===== DATA =====
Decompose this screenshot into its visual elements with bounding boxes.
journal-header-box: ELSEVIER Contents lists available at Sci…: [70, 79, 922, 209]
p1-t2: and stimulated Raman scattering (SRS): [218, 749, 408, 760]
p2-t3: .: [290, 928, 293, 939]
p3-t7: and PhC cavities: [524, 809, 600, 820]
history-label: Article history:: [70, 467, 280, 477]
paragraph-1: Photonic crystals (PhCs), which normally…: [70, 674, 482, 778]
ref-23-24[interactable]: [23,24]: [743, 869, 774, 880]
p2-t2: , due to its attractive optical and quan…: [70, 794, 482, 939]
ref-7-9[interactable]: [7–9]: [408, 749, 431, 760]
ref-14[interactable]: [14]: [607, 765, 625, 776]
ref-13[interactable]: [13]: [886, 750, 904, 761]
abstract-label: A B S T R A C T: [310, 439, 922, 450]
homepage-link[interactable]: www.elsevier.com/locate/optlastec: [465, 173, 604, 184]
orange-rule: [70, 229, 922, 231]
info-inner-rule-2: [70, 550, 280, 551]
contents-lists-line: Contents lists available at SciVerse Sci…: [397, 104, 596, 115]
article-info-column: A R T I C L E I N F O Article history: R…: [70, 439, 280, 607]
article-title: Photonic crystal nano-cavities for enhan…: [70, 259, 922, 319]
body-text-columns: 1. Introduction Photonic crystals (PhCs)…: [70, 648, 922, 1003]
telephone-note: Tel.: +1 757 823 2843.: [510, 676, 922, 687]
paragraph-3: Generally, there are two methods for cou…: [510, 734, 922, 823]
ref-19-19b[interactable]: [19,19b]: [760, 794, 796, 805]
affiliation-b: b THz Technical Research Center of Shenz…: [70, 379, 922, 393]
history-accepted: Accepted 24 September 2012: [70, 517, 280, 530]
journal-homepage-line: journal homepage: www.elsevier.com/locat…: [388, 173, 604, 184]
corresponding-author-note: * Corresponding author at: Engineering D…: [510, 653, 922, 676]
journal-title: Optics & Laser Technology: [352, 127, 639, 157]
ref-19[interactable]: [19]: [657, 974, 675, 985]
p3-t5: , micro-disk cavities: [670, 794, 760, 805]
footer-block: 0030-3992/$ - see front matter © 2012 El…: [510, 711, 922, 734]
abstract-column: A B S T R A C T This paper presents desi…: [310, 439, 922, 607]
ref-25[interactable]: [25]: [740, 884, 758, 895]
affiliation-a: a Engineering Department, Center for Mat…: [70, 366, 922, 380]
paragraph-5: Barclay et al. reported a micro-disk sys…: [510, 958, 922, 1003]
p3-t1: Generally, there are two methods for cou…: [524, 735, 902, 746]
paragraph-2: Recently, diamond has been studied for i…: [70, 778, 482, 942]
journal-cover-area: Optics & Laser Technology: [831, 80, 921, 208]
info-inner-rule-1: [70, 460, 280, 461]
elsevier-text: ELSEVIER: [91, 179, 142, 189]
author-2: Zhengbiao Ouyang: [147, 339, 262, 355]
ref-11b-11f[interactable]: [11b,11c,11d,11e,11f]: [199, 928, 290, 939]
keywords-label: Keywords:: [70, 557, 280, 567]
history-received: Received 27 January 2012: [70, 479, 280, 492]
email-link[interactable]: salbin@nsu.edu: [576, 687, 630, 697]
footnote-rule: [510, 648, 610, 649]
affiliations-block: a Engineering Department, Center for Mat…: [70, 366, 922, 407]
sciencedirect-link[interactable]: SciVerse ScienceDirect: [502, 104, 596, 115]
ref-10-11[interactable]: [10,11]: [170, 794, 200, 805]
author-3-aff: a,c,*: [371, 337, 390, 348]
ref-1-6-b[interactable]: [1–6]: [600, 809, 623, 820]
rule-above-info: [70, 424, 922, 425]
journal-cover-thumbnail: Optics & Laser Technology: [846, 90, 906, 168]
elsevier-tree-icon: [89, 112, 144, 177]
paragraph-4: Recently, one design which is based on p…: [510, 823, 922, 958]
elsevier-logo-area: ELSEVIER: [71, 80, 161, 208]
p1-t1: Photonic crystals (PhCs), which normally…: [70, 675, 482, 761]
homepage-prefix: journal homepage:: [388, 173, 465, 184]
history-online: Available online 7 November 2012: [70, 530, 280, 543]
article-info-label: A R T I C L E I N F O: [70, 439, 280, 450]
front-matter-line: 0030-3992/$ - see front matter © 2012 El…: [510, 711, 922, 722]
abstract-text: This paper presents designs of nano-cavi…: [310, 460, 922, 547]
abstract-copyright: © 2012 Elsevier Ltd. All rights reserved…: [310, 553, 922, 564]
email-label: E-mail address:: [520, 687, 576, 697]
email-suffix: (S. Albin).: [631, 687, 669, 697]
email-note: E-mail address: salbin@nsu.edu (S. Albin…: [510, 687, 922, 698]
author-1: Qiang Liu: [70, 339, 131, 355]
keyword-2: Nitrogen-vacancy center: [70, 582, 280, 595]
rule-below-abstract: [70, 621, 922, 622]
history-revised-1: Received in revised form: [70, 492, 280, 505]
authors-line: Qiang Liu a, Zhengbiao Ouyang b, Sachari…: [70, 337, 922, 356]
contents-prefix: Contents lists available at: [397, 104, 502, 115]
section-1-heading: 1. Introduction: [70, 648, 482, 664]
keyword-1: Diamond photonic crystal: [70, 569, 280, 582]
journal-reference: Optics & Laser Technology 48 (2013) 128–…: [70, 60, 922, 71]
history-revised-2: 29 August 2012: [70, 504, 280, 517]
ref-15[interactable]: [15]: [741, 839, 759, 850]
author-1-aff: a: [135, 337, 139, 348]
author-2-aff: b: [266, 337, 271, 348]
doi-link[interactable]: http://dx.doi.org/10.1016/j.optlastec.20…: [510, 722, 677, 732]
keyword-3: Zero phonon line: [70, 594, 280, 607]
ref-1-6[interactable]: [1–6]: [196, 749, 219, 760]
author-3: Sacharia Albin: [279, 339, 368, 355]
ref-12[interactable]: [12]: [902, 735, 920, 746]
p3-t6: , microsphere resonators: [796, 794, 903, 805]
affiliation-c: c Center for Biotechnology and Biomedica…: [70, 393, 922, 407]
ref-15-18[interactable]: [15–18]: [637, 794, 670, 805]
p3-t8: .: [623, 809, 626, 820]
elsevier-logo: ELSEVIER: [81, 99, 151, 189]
=====
TASK GOAL – Can you write out all of the rows above again, swapping every "interactable" for "clickable" and leaving everything else unchanged?

RESULT FOR THIS TASK –
Decompose this screenshot into its visual elements with bounding boxes.
journal-header-box: ELSEVIER Contents lists available at Sci…: [70, 79, 922, 209]
p1-t2: and stimulated Raman scattering (SRS): [218, 749, 408, 760]
p2-t3: .: [290, 928, 293, 939]
p3-t7: and PhC cavities: [524, 809, 600, 820]
history-label: Article history:: [70, 467, 280, 477]
paragraph-1: Photonic crystals (PhCs), which normally…: [70, 674, 482, 778]
ref-23-24[clickable]: [23,24]: [743, 869, 774, 880]
p2-t2: , due to its attractive optical and quan…: [70, 794, 482, 939]
ref-7-9[clickable]: [7–9]: [408, 749, 431, 760]
ref-14[clickable]: [14]: [607, 765, 625, 776]
ref-13[clickable]: [13]: [886, 750, 904, 761]
abstract-label: A B S T R A C T: [310, 439, 922, 450]
homepage-link[clickable]: www.elsevier.com/locate/optlastec: [465, 173, 604, 184]
orange-rule: [70, 229, 922, 231]
info-inner-rule-2: [70, 550, 280, 551]
contents-lists-line: Contents lists available at SciVerse Sci…: [397, 104, 596, 115]
article-info-column: A R T I C L E I N F O Article history: R…: [70, 439, 280, 607]
article-title: Photonic crystal nano-cavities for enhan…: [70, 259, 922, 319]
body-text-columns: 1. Introduction Photonic crystals (PhCs)…: [70, 648, 922, 1003]
telephone-note: Tel.: +1 757 823 2843.: [510, 676, 922, 687]
paragraph-3: Generally, there are two methods for cou…: [510, 734, 922, 823]
ref-19-19b[clickable]: [19,19b]: [760, 794, 796, 805]
affiliation-b: b THz Technical Research Center of Shenz…: [70, 379, 922, 393]
history-accepted: Accepted 24 September 2012: [70, 517, 280, 530]
journal-homepage-line: journal homepage: www.elsevier.com/locat…: [388, 173, 604, 184]
corresponding-author-note: * Corresponding author at: Engineering D…: [510, 653, 922, 676]
journal-title: Optics & Laser Technology: [352, 127, 639, 157]
ref-19[clickable]: [19]: [657, 974, 675, 985]
p3-t5: , micro-disk cavities: [670, 794, 760, 805]
footer-block: 0030-3992/$ - see front matter © 2012 El…: [510, 711, 922, 734]
abstract-column: A B S T R A C T This paper presents desi…: [310, 439, 922, 607]
ref-25[clickable]: [25]: [740, 884, 758, 895]
affiliation-a: a Engineering Department, Center for Mat…: [70, 366, 922, 380]
paragraph-5: Barclay et al. reported a micro-disk sys…: [510, 958, 922, 1003]
p3-t1: Generally, there are two methods for cou…: [524, 735, 902, 746]
paragraph-2: Recently, diamond has been studied for i…: [70, 778, 482, 942]
journal-cover-area: Optics & Laser Technology: [831, 80, 921, 208]
info-inner-rule-1: [70, 460, 280, 461]
elsevier-text: ELSEVIER: [91, 179, 142, 189]
author-2: Zhengbiao Ouyang: [147, 339, 262, 355]
ref-11b-11f[clickable]: [11b,11c,11d,11e,11f]: [199, 928, 290, 939]
keywords-label: Keywords:: [70, 557, 280, 567]
history-received: Received 27 January 2012: [70, 479, 280, 492]
email-link[clickable]: salbin@nsu.edu: [576, 687, 630, 697]
footnote-rule: [510, 648, 610, 649]
affiliations-block: a Engineering Department, Center for Mat…: [70, 366, 922, 407]
sciencedirect-link[clickable]: SciVerse ScienceDirect: [502, 104, 596, 115]
ref-10-11[clickable]: [10,11]: [170, 794, 200, 805]
author-3-aff: a,c,*: [371, 337, 390, 348]
ref-1-6-b[clickable]: [1–6]: [600, 809, 623, 820]
rule-above-info: [70, 424, 922, 425]
journal-cover-thumbnail: Optics & Laser Technology: [846, 90, 906, 168]
elsevier-tree-icon: [89, 112, 144, 177]
paragraph-4: Recently, one design which is based on p…: [510, 823, 922, 958]
elsevier-logo-area: ELSEVIER: [71, 80, 161, 208]
p1-t1: Photonic crystals (PhCs), which normally…: [70, 675, 482, 761]
homepage-prefix: journal homepage:: [388, 173, 465, 184]
history-online: Available online 7 November 2012: [70, 530, 280, 543]
article-info-label: A R T I C L E I N F O: [70, 439, 280, 450]
front-matter-line: 0030-3992/$ - see front matter © 2012 El…: [510, 711, 922, 722]
abstract-text: This paper presents designs of nano-cavi…: [310, 460, 922, 547]
abstract-copyright: © 2012 Elsevier Ltd. All rights reserved…: [310, 553, 922, 564]
email-label: E-mail address:: [520, 687, 576, 697]
email-suffix: (S. Albin).: [631, 687, 669, 697]
email-note: E-mail address: salbin@nsu.edu (S. Albin…: [510, 687, 922, 698]
author-1: Qiang Liu: [70, 339, 131, 355]
keyword-2: Nitrogen-vacancy center: [70, 582, 280, 595]
rule-below-abstract: [70, 621, 922, 622]
history-revised-1: Received in revised form: [70, 492, 280, 505]
authors-line: Qiang Liu a, Zhengbiao Ouyang b, Sachari…: [70, 337, 922, 356]
contents-prefix: Contents lists available at: [397, 104, 502, 115]
section-1-heading: 1. Introduction: [70, 648, 482, 664]
keyword-1: Diamond photonic crystal: [70, 569, 280, 582]
journal-reference: Optics & Laser Technology 48 (2013) 128–…: [70, 60, 922, 71]
history-revised-2: 29 August 2012: [70, 504, 280, 517]
ref-15[clickable]: [15]: [741, 839, 759, 850]
author-1-aff: a: [135, 337, 139, 348]
author-2-aff: b: [266, 337, 271, 348]
doi-link[clickable]: http://dx.doi.org/10.1016/j.optlastec.20…: [510, 722, 677, 732]
keyword-3: Zero phonon line: [70, 594, 280, 607]
ref-1-6[clickable]: [1–6]: [196, 749, 219, 760]
author-3: Sacharia Albin: [279, 339, 368, 355]
ref-12[clickable]: [12]: [902, 735, 920, 746]
p3-t6: , microsphere resonators: [796, 794, 903, 805]
affiliation-c: c Center for Biotechnology and Biomedica…: [70, 393, 922, 407]
ref-15-18[clickable]: [15–18]: [637, 794, 670, 805]
p3-t8: .: [623, 809, 626, 820]
elsevier-logo: ELSEVIER: [81, 99, 151, 189]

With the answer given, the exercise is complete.